===== Dataset extract

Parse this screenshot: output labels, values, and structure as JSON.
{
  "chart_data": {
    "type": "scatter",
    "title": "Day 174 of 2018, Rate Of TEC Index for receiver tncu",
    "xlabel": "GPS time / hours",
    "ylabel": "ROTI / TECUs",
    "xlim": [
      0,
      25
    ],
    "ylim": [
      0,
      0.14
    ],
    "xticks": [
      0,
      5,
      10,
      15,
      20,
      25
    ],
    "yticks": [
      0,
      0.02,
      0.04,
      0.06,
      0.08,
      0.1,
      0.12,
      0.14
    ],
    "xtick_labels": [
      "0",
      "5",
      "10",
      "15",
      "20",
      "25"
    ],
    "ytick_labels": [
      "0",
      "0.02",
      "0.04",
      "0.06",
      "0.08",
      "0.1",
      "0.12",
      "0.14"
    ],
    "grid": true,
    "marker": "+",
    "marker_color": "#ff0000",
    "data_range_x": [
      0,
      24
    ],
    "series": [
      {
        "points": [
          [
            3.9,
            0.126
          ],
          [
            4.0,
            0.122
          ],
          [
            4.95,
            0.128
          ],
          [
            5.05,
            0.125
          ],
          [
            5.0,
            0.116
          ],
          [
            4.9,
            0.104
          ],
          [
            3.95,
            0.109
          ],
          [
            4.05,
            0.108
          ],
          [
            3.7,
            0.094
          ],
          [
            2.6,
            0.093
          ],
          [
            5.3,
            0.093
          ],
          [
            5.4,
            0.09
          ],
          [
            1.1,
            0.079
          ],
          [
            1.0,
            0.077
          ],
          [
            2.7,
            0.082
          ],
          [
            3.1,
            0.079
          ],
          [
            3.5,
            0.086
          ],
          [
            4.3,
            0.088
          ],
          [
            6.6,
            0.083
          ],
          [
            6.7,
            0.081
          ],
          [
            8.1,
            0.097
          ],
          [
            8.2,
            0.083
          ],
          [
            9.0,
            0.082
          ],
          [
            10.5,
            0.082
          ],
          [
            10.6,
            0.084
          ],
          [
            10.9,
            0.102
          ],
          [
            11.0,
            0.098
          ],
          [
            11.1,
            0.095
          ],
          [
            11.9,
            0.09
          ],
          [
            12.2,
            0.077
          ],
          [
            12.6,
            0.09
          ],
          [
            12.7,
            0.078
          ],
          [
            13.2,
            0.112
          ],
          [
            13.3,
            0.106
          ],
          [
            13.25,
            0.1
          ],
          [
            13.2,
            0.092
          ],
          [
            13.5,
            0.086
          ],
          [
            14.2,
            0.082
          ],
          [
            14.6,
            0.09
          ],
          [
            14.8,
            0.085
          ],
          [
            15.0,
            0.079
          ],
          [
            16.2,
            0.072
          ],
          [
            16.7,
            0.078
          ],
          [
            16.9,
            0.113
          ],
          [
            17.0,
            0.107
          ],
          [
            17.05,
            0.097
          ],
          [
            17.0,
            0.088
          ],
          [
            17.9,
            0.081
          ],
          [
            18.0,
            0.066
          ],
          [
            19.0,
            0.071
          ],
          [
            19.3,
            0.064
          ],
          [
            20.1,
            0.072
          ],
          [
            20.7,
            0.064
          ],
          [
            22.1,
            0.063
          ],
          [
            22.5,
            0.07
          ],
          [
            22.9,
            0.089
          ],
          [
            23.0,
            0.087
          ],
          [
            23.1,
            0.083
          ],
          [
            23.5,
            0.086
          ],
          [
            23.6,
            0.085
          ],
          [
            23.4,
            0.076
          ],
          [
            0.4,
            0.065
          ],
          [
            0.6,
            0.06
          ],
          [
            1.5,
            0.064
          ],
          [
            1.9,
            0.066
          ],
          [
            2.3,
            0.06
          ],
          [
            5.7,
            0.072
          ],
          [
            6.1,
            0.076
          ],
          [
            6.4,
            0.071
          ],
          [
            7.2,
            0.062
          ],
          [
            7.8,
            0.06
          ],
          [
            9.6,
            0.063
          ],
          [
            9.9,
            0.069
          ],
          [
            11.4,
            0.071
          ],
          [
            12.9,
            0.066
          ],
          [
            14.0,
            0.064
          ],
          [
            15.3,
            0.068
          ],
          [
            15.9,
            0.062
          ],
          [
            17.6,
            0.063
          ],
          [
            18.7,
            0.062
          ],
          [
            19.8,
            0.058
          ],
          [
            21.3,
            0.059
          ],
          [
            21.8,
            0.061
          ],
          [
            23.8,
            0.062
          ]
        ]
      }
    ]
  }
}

==========

→ Task instructions: Above are the records; retype every one exactly.

→ Result of the exercise:
Parse this screenshot: output labels, values, and structure as JSON.
{
  "chart_data": {
    "type": "scatter",
    "title": "Day 174 of 2018, Rate Of TEC Index for receiver tncu",
    "xlabel": "GPS time / hours",
    "ylabel": "ROTI / TECUs",
    "xlim": [
      0,
      25
    ],
    "ylim": [
      0,
      0.14
    ],
    "xticks": [
      0,
      5,
      10,
      15,
      20,
      25
    ],
    "yticks": [
      0,
      0.02,
      0.04,
      0.06,
      0.08,
      0.1,
      0.12,
      0.14
    ],
    "xtick_labels": [
      "0",
      "5",
      "10",
      "15",
      "20",
      "25"
    ],
    "ytick_labels": [
      "0",
      "0.02",
      "0.04",
      "0.06",
      "0.08",
      "0.1",
      "0.12",
      "0.14"
    ],
    "grid": true,
    "marker": "+",
    "marker_color": "#ff0000",
    "data_range_x": [
      0,
      24
    ],
    "series": [
      {
        "points": [
          [
            3.9,
            0.126
          ],
          [
            4.0,
            0.122
          ],
          [
            4.95,
            0.128
          ],
          [
            5.05,
            0.125
          ],
          [
            5.0,
            0.116
          ],
          [
            4.9,
            0.104
          ],
          [
            3.95,
            0.109
          ],
          [
            4.05,
            0.108
          ],
          [
            3.7,
            0.094
          ],
          [
            2.6,
            0.093
          ],
          [
            5.3,
            0.093
          ],
          [
            5.4,
            0.09
          ],
          [
            1.1,
            0.079
          ],
          [
            1.0,
            0.077
          ],
          [
            2.7,
            0.082
          ],
          [
            3.1,
            0.079
          ],
          [
            3.5,
            0.086
          ],
          [
            4.3,
            0.088
          ],
          [
            6.6,
            0.083
          ],
          [
            6.7,
            0.081
          ],
          [
            8.1,
            0.097
          ],
          [
            8.2,
            0.083
          ],
          [
            9.0,
            0.082
          ],
          [
            10.5,
            0.082
          ],
          [
            10.6,
            0.084
          ],
          [
            10.9,
            0.102
          ],
          [
            11.0,
            0.098
          ],
          [
            11.1,
            0.095
          ],
          [
            11.9,
            0.09
          ],
          [
            12.2,
            0.077
          ],
          [
            12.6,
            0.09
          ],
          [
            12.7,
            0.078
          ],
          [
            13.2,
            0.112
          ],
          [
            13.3,
            0.106
          ],
          [
            13.25,
            0.1
          ],
          [
            13.2,
            0.092
          ],
          [
            13.5,
            0.086
          ],
          [
            14.2,
            0.082
          ],
          [
            14.6,
            0.09
          ],
          [
            14.8,
            0.085
          ],
          [
            15.0,
            0.079
          ],
          [
            16.2,
            0.072
          ],
          [
            16.7,
            0.078
          ],
          [
            16.9,
            0.113
          ],
          [
            17.0,
            0.107
          ],
          [
            17.05,
            0.097
          ],
          [
            17.0,
            0.088
          ],
          [
            17.9,
            0.081
          ],
          [
            18.0,
            0.066
          ],
          [
            19.0,
            0.071
          ],
          [
            19.3,
            0.064
          ],
          [
            20.1,
            0.072
          ],
          [
            20.7,
            0.064
          ],
          [
            22.1,
            0.063
          ],
          [
            22.5,
            0.07
          ],
          [
            22.9,
            0.089
          ],
          [
            23.0,
            0.087
          ],
          [
            23.1,
            0.083
          ],
          [
            23.5,
            0.086
          ],
          [
            23.6,
            0.085
          ],
          [
            23.4,
            0.076
          ],
          [
            0.4,
            0.065
          ],
          [
            0.6,
            0.06
          ],
          [
            1.5,
            0.064
          ],
          [
            1.9,
            0.066
          ],
          [
            2.3,
            0.06
          ],
          [
            5.7,
            0.072
          ],
          [
            6.1,
            0.076
          ],
          [
            6.4,
            0.071
          ],
          [
            7.2,
            0.062
          ],
          [
            7.8,
            0.06
          ],
          [
            9.6,
            0.063
          ],
          [
            9.9,
            0.069
          ],
          [
            11.4,
            0.071
          ],
          [
            12.9,
            0.066
          ],
          [
            14.0,
            0.064
          ],
          [
            15.3,
            0.068
          ],
          [
            15.9,
            0.062
          ],
          [
            17.6,
            0.063
          ],
          [
            18.7,
            0.062
          ],
          [
            19.8,
            0.058
          ],
          [
            21.3,
            0.059
          ],
          [
            21.8,
            0.061
          ],
          [
            23.8,
            0.062
          ]
        ]
      }
    ]
  }
}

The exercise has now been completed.